Entries taken from a collection
◇ ◇ ◇ ◇ ◇ ◇ ◇

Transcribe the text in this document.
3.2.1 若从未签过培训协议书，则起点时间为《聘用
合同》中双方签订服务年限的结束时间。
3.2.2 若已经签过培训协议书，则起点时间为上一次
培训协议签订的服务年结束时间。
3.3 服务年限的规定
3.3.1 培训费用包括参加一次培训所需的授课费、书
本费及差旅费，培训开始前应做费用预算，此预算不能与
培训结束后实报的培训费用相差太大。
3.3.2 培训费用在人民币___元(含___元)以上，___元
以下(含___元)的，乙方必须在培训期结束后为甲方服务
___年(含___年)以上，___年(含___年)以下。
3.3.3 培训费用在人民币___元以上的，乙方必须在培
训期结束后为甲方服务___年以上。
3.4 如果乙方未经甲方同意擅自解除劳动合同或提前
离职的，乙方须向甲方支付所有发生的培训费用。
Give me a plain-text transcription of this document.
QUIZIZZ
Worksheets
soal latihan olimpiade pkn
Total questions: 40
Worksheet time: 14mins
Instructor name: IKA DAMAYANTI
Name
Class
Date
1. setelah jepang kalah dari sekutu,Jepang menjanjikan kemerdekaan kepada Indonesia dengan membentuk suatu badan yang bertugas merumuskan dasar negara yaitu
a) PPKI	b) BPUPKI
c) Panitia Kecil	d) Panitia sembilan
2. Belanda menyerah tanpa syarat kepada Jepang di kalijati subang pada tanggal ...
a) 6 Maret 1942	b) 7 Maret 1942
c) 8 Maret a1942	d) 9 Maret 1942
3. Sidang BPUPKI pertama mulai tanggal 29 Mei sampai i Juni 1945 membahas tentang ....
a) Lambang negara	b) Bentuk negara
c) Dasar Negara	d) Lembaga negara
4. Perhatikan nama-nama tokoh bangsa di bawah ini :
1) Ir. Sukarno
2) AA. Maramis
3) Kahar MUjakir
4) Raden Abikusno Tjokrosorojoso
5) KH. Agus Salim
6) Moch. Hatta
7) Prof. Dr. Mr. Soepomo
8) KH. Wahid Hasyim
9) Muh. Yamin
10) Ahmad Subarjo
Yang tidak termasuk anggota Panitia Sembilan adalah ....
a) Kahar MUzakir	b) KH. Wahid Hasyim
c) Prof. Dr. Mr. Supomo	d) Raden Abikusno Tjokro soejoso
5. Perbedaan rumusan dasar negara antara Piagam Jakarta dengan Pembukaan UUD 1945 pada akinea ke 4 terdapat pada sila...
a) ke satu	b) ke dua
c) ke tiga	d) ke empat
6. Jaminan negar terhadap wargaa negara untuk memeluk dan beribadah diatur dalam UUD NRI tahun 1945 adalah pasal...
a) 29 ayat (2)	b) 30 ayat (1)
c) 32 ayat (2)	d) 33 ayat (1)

◇ ◇ ◇ ◇ ◇ ◇ ◇

Written problem
Copy out exactly the lines between the line with "Give me a plain-text" and the last line of the entries, counting both of those lines.

The completed task
Give me a plain-text transcription of this document.
QUIZIZZ
Worksheets
soal latihan olimpiade pkn
Total questions: 40
Worksheet time: 14mins
Instructor name: IKA DAMAYANTI
Name
Class
Date
1. setelah jepang kalah dari sekutu,Jepang menjanjikan kemerdekaan kepada Indonesia dengan membentuk suatu badan yang bertugas merumuskan dasar negara yaitu
a) PPKI	b) BPUPKI
c) Panitia Kecil	d) Panitia sembilan
2. Belanda menyerah tanpa syarat kepada Jepang di kalijati subang pada tanggal ...
a) 6 Maret 1942	b) 7 Maret 1942
c) 8 Maret a1942	d) 9 Maret 1942
3. Sidang BPUPKI pertama mulai tanggal 29 Mei sampai i Juni 1945 membahas tentang ....
a) Lambang negara	b) Bentuk negara
c) Dasar Negara	d) Lembaga negara
4. Perhatikan nama-nama tokoh bangsa di bawah ini :
1) Ir. Sukarno
2) AA. Maramis
3) Kahar MUjakir
4) Raden Abikusno Tjokrosorojoso
5) KH. Agus Salim
6) Moch. Hatta
7) Prof. Dr. Mr. Soepomo
8) KH. Wahid Hasyim
9) Muh. Yamin
10) Ahmad Subarjo
Yang tidak termasuk anggota Panitia Sembilan adalah ....
a) Kahar MUzakir	b) KH. Wahid Hasyim
c) Prof. Dr. Mr. Supomo	d) Raden Abikusno Tjokro soejoso
5. Perbedaan rumusan dasar negara antara Piagam Jakarta dengan Pembukaan UUD 1945 pada akinea ke 4 terdapat pada sila...
a) ke satu	b) ke dua
c) ke tiga	d) ke empat
6. Jaminan negar terhadap wargaa negara untuk memeluk dan beribadah diatur dalam UUD NRI tahun 1945 adalah pasal...
a) 29 ayat (2)	b) 30 ayat (1)
c) 32 ayat (2)	d) 33 ayat (1)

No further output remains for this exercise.